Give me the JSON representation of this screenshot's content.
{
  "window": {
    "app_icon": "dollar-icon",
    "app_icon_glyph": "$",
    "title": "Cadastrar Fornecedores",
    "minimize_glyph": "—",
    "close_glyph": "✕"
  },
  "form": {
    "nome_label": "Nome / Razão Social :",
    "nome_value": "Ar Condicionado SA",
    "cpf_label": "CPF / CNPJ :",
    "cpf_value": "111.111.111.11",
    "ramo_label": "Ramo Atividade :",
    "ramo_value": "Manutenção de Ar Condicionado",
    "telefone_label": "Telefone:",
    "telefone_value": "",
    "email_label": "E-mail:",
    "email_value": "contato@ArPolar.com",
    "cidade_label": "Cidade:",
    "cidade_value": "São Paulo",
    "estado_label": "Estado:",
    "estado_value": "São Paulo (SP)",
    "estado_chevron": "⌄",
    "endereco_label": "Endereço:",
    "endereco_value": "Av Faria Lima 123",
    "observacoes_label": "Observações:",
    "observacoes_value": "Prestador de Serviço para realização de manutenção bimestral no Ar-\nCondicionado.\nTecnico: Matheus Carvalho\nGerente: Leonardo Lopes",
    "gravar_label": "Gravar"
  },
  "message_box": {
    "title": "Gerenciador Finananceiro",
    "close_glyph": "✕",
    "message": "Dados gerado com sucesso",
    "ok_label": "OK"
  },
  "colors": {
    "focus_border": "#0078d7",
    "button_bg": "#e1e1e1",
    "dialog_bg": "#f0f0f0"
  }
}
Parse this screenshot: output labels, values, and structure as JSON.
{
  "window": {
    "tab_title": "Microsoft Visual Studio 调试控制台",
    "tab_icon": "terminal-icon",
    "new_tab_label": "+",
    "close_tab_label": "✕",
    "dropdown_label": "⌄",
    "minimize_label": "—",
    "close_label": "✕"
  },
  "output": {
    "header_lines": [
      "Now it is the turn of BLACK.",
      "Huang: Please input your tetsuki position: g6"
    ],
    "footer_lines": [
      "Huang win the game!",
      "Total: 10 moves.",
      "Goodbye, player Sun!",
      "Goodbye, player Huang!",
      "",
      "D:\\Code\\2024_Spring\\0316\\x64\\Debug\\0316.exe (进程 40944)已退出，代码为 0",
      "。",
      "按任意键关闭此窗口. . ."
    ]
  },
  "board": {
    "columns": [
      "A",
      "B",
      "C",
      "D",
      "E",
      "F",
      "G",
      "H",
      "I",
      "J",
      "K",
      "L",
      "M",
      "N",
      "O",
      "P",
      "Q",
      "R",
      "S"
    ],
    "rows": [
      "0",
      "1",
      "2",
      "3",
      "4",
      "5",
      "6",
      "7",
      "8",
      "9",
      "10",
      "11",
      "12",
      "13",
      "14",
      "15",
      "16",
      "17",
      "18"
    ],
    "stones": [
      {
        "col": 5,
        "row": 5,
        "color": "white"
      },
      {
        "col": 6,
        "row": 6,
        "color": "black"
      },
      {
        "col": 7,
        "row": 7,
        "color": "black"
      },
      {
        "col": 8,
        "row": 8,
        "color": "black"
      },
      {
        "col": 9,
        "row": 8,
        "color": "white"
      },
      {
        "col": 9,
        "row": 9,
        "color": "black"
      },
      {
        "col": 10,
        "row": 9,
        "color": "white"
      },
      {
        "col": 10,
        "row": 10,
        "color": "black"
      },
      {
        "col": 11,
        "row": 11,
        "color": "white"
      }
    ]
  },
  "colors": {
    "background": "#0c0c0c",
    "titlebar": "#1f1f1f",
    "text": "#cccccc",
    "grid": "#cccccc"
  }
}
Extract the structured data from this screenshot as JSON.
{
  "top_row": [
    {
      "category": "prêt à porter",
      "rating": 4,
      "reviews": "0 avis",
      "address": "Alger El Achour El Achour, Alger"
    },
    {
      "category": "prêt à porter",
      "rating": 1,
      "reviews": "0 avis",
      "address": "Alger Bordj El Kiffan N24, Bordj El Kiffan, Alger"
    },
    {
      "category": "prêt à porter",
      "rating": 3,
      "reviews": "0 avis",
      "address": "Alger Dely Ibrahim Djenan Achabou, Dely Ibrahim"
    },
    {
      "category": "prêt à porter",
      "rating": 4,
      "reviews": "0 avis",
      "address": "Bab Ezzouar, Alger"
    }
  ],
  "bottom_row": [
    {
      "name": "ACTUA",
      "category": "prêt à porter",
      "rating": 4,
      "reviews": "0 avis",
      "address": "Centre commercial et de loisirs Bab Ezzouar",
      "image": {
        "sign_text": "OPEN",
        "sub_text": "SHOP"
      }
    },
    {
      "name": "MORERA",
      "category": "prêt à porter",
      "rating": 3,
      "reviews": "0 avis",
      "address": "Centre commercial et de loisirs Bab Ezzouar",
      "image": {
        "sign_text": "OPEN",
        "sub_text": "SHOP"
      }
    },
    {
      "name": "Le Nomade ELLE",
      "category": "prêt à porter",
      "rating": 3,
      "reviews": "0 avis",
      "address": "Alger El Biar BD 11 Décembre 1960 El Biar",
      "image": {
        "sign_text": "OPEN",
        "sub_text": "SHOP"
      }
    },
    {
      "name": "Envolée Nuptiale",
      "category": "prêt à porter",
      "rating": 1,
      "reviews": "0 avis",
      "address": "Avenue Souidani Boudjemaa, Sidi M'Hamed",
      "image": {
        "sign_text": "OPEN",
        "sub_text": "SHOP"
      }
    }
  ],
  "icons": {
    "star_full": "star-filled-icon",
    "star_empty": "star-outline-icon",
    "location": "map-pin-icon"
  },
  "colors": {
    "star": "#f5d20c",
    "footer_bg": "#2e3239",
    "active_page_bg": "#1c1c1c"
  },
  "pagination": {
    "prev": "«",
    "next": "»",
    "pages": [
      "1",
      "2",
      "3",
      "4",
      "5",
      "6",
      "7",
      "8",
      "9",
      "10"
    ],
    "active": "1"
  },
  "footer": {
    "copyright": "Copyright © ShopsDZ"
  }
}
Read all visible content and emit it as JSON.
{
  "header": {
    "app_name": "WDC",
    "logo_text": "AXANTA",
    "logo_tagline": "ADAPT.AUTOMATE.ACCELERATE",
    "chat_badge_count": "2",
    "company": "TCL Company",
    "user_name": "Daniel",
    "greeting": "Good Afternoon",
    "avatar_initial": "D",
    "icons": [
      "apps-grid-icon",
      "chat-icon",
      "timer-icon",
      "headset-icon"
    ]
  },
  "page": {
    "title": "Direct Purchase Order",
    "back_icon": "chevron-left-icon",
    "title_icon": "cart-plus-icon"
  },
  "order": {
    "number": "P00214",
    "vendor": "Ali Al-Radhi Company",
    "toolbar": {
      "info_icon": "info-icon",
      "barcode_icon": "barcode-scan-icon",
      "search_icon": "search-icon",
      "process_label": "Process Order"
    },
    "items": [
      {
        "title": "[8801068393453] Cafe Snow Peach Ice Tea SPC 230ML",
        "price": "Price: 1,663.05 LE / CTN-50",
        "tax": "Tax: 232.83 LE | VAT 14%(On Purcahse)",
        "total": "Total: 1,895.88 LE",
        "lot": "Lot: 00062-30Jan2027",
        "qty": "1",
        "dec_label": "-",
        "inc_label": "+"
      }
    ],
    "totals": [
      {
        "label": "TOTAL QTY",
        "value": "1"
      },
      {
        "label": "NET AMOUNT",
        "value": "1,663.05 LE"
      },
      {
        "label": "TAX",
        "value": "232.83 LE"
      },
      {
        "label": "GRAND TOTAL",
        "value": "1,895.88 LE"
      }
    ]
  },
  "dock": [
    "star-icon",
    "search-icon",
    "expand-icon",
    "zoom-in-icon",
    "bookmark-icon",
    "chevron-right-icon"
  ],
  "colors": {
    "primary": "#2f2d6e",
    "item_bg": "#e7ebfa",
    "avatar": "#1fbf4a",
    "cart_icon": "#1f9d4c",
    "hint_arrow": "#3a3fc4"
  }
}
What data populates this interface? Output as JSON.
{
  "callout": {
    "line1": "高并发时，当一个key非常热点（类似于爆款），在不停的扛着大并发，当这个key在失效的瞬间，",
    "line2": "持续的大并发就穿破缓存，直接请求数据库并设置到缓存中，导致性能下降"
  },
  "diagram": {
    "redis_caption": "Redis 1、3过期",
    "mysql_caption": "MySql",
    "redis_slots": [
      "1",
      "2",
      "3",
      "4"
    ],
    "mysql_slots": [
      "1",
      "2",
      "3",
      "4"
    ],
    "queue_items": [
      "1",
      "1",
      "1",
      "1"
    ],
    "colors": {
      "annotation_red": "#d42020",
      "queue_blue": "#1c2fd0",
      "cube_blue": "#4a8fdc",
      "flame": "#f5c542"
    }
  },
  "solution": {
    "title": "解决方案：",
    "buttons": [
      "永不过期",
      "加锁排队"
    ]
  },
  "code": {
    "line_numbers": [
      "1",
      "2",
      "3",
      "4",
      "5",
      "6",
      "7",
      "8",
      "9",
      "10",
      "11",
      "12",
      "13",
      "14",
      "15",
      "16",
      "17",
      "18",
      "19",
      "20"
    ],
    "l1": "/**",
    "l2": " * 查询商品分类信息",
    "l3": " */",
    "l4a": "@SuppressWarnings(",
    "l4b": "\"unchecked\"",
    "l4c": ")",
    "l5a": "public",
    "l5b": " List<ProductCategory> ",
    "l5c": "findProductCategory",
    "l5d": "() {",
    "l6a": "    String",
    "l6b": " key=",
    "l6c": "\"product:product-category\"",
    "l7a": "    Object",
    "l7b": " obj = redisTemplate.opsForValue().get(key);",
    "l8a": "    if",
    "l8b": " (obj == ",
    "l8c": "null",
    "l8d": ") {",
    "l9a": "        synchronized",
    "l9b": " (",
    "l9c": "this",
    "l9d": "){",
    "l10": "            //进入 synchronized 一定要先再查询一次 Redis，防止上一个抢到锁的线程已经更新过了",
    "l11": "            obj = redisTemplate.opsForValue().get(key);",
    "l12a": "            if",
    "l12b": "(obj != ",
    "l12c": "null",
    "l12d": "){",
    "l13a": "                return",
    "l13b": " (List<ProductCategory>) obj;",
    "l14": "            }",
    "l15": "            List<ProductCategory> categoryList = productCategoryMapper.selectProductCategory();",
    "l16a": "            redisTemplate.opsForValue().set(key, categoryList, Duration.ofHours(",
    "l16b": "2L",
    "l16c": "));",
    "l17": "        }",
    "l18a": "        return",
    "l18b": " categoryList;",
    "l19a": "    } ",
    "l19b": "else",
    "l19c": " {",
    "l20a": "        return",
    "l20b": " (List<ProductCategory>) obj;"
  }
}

__________

• TASK STATEMENT: In the lines above, locate the string "star". Copy every line where it occurs.

• EXERCISE RESPONSE:
    "star_full": "star-filled-icon",
    "star_empty": "star-outline-icon",
    "star": "#f5d20c",
    "star-icon",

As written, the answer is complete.